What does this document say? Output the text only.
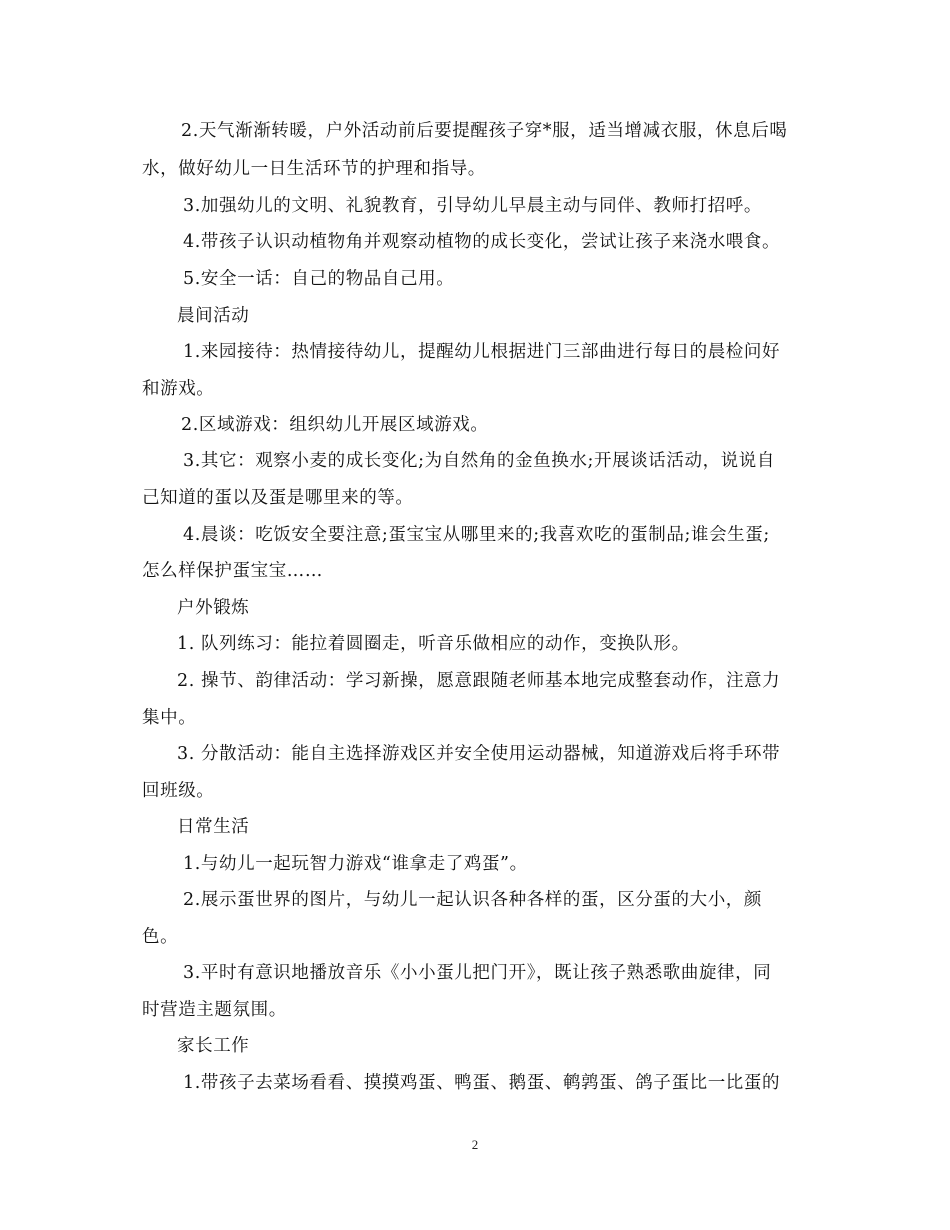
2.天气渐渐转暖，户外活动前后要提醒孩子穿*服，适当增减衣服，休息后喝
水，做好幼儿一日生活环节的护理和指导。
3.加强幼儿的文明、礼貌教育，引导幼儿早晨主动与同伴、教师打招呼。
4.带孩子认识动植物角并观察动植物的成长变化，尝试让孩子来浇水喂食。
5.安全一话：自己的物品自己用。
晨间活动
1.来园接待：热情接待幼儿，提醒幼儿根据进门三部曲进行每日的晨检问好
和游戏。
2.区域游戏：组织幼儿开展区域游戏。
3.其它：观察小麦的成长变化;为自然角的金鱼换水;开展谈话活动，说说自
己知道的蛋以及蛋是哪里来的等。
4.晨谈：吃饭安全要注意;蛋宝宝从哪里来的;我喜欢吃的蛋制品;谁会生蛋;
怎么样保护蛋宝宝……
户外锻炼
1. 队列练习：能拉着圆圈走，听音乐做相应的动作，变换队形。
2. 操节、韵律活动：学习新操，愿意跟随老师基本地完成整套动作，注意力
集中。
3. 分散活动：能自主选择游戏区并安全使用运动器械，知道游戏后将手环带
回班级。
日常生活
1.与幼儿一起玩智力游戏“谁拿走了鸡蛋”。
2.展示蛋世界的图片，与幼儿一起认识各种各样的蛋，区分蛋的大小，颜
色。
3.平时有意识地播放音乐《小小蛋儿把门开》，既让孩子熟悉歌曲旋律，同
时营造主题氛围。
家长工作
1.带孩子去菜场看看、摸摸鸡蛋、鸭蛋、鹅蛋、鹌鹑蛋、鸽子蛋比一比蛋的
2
--- --- ---
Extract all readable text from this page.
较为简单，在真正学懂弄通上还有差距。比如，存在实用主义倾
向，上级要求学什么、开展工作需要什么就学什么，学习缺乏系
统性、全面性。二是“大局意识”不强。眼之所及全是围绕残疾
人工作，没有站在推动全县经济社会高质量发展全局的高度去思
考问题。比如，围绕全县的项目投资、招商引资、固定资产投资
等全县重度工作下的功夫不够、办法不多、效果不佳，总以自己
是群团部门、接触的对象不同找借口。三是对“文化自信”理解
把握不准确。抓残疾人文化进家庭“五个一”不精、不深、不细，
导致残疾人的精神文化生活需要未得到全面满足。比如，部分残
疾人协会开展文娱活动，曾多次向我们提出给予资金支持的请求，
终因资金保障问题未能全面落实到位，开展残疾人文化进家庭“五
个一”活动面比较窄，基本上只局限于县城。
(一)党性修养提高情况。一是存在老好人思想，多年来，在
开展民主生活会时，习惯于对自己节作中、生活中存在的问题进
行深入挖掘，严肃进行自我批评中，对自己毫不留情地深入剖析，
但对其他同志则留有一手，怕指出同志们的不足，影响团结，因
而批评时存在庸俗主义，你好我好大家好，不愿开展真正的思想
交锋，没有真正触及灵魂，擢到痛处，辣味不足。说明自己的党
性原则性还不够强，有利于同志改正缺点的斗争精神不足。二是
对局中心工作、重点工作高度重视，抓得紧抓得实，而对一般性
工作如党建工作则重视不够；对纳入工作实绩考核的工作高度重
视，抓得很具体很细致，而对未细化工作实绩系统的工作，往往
--- --- ---
JOB: Identify the lines of the data that contain the word "text". Copy each of them.

WRITTEN RESPONSE:
What does this document say? Output the text only.
Extract all readable text from this page.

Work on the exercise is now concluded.